INPUT RECORDS:
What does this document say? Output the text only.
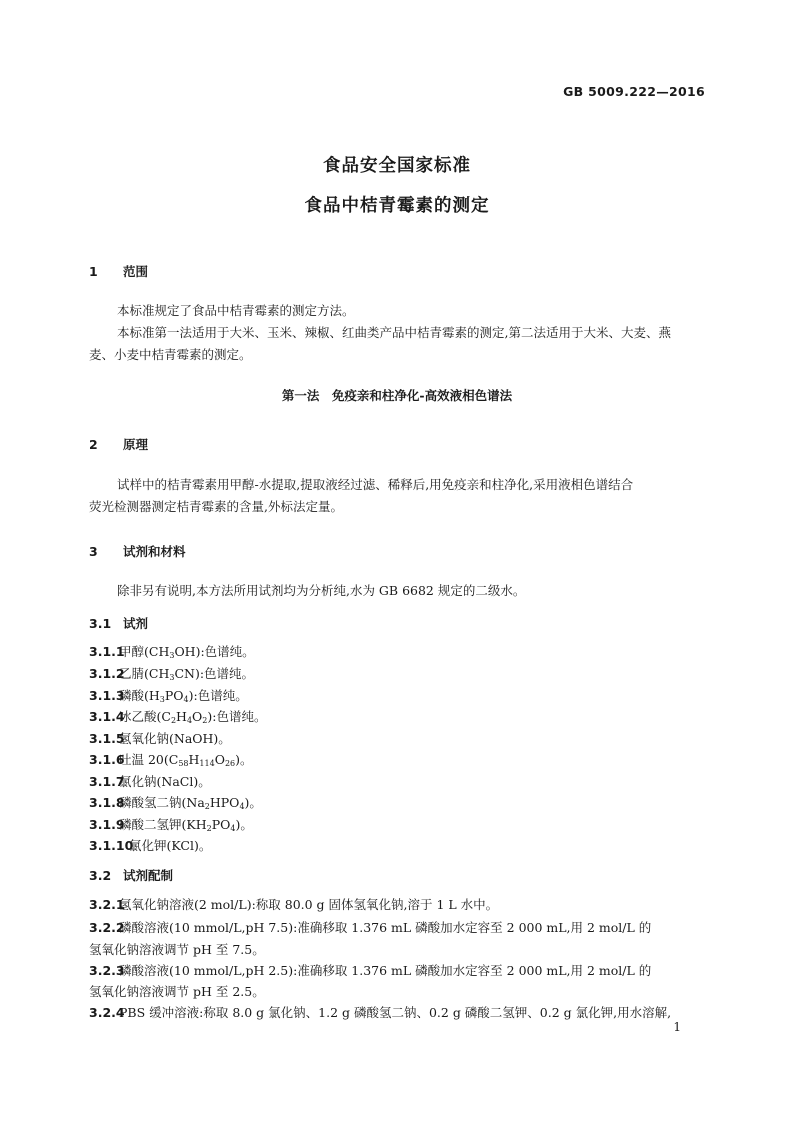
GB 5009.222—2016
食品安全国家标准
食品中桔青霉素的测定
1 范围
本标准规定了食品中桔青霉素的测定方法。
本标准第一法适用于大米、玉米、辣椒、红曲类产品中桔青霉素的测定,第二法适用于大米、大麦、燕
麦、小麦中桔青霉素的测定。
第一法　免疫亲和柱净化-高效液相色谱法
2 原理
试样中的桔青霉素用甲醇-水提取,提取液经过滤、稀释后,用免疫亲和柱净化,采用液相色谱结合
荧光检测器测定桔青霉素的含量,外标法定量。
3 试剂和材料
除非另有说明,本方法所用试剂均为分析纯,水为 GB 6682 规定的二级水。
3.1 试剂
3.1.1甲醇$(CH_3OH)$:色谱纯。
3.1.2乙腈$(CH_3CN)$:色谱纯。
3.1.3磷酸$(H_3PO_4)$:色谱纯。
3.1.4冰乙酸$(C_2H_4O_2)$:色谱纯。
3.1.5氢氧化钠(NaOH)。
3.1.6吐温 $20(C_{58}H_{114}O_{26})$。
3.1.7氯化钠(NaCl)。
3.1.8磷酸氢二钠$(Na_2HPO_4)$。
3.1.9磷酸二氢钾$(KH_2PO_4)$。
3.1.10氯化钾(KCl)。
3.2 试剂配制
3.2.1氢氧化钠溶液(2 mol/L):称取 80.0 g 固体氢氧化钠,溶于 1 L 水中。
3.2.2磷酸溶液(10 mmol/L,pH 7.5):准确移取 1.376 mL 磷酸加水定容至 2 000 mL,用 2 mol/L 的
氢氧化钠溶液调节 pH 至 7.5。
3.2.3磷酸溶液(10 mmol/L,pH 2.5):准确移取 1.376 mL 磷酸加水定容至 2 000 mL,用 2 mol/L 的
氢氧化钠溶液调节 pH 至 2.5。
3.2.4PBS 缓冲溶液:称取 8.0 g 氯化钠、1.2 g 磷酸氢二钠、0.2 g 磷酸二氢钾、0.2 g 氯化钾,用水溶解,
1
* * *
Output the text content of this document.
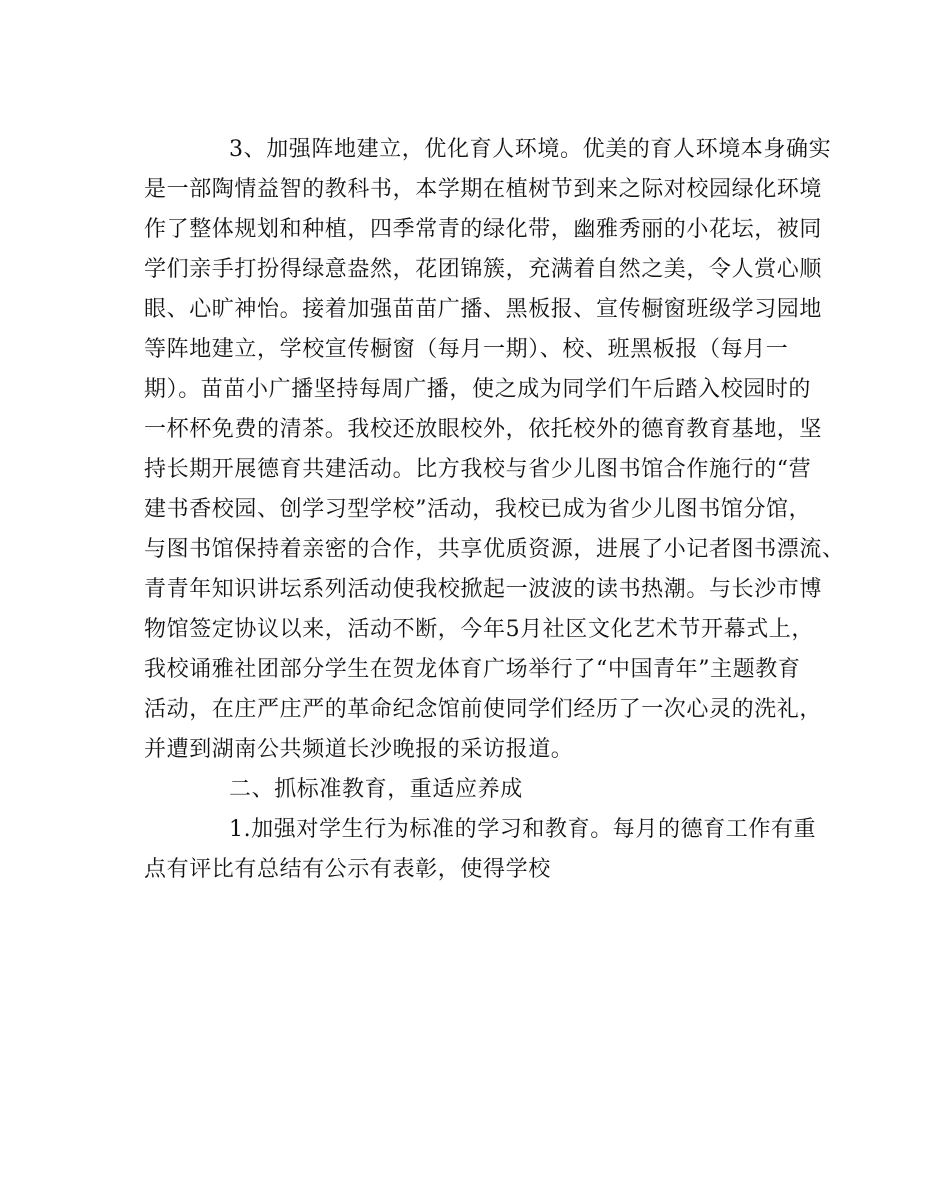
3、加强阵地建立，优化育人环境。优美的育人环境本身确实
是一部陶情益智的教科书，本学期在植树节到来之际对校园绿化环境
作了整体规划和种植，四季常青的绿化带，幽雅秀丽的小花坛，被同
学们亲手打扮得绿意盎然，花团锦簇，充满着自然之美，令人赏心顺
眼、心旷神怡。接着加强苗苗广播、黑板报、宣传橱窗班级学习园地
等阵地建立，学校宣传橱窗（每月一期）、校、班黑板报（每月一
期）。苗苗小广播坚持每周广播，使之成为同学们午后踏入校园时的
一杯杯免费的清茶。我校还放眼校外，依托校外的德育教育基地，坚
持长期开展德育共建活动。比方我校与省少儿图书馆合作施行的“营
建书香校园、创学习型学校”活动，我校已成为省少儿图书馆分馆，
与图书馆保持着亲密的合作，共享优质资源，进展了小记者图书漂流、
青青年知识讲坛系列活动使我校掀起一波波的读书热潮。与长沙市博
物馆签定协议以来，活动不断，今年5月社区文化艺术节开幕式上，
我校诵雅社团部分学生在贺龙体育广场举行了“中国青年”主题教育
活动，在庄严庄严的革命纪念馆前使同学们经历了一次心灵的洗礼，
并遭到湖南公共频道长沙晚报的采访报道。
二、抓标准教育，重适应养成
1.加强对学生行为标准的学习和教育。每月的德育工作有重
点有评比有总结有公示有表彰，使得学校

DO THIS: Where a line above contains the string "document", copy that line.

COMPLETE RESPONSE:
What does this document say? Output the text only.
Output the text content of this document.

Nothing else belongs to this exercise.